╭──

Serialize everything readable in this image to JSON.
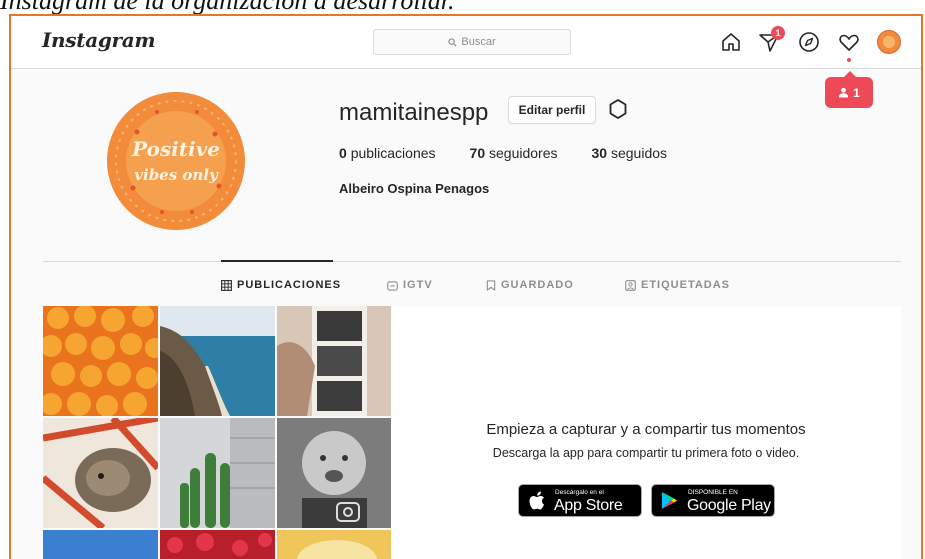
{
  "caption": "Instagram de la organización a desarrollar.",
  "header": {
    "logo": "Instagram",
    "search_placeholder": "Buscar",
    "direct_badge": "1",
    "notification_count": "1"
  },
  "profile": {
    "username": "mamitainespp",
    "edit_button": "Editar perfil",
    "stats": {
      "posts_count": "0",
      "posts_label": "publicaciones",
      "followers_count": "70",
      "followers_label": "seguidores",
      "following_count": "30",
      "following_label": "seguidos"
    },
    "full_name": "Albeiro Ospina Penagos",
    "picture_text_line1": "Positive",
    "picture_text_line2": "vibes only"
  },
  "tabs": [
    {
      "label": "PUBLICACIONES",
      "icon": "grid-icon",
      "active": true
    },
    {
      "label": "IGTV",
      "icon": "igtv-icon",
      "active": false
    },
    {
      "label": "GUARDADO",
      "icon": "bookmark-icon",
      "active": false
    },
    {
      "label": "ETIQUETADAS",
      "icon": "tag-icon",
      "active": false
    }
  ],
  "promo": {
    "title": "Empieza a capturar y a compartir tus momentos",
    "subtitle": "Descarga la app para compartir tu primera foto o video.",
    "app_store_small": "Descárgalo en el",
    "app_store_big": "App Store",
    "google_play_small": "DISPONIBLE EN",
    "google_play_big": "Google Play"
  },
  "colors": {
    "accent_red": "#ed4956",
    "frame_border": "#e0792a",
    "text": "#262626",
    "muted": "#8e8e8e"
  }
}
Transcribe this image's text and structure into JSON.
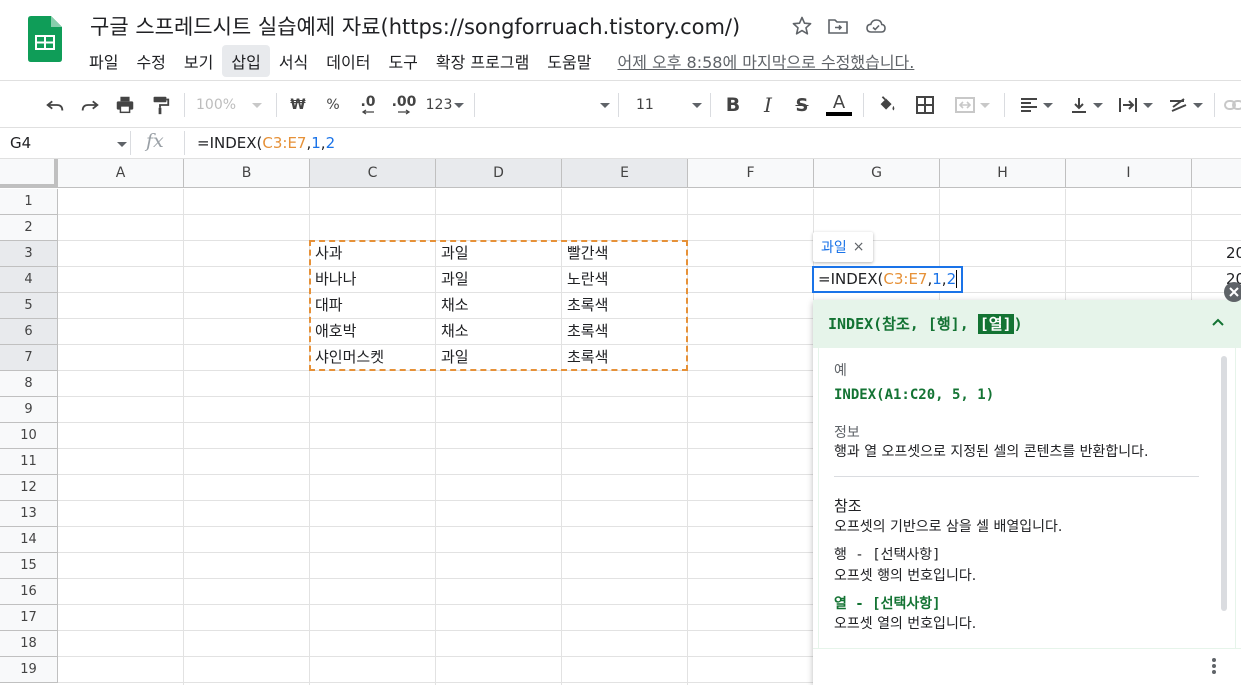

╰──

- [Stated problem]: Copy the records above exactly, omitting every picture.

- [Output for this task]:
Serialize everything readable in this image to JSON.
{
  "caption": "Instagram de la organización a desarrollar.",
  "header": {
    "logo": "Instagram",
    "search_placeholder": "Buscar",
    "direct_badge": "1",
    "notification_count": "1"
  },
  "profile": {
    "username": "mamitainespp",
    "edit_button": "Editar perfil",
    "stats": {
      "posts_count": "0",
      "posts_label": "publicaciones",
      "followers_count": "70",
      "followers_label": "seguidores",
      "following_count": "30",
      "following_label": "seguidos"
    },
    "full_name": "Albeiro Ospina Penagos",
    "picture_text_line1": "Positive",
    "picture_text_line2": "vibes only"
  },
  "tabs": [
    {
      "label": "PUBLICACIONES",
      "icon": "grid-icon",
      "active": true
    },
    {
      "label": "IGTV",
      "icon": "igtv-icon",
      "active": false
    },
    {
      "label": "GUARDADO",
      "icon": "bookmark-icon",
      "active": false
    },
    {
      "label": "ETIQUETADAS",
      "icon": "tag-icon",
      "active": false
    }
  ],
  "promo": {
    "title": "Empieza a capturar y a compartir tus momentos",
    "subtitle": "Descarga la app para compartir tu primera foto o video.",
    "app_store_small": "Descárgalo en el",
    "app_store_big": "App Store",
    "google_play_small": "DISPONIBLE EN",
    "google_play_big": "Google Play"
  },
  "colors": {
    "accent_red": "#ed4956",
    "frame_border": "#e0792a",
    "text": "#262626",
    "muted": "#8e8e8e"
  }
}
Transcribe this image's text and structure into JSON.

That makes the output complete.